■ **TASK DETAILS**
Do any lines in the data below contain "культуры"? If so, copy every one of them.

■ **STORED DATA**
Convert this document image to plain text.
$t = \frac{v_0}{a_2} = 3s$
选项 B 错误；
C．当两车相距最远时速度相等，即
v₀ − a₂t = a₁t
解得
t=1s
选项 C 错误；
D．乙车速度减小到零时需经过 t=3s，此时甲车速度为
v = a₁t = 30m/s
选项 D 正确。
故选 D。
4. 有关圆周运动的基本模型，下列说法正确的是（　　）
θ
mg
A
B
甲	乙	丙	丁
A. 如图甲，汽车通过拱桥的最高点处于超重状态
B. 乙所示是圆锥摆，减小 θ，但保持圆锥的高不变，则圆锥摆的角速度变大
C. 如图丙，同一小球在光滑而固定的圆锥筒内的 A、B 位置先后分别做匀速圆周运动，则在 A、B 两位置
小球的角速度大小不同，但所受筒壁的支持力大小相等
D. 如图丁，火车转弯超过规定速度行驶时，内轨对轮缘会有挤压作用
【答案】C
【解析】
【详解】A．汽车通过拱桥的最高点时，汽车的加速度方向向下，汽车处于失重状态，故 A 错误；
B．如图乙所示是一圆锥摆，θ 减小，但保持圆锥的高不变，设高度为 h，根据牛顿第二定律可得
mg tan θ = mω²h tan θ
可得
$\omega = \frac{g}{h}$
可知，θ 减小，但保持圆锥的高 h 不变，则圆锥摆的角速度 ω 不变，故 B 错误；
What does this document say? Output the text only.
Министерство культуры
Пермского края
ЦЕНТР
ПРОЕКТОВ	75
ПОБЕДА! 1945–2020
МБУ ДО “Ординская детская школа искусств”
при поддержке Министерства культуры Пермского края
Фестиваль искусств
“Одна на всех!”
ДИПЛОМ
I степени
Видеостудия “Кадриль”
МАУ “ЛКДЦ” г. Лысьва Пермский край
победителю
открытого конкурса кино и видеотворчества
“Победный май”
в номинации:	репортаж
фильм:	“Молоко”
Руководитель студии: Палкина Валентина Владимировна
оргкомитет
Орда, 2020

■ **EXERCISE OUTPUT**
Министерство культуры
при поддержке Министерства культуры Пермского края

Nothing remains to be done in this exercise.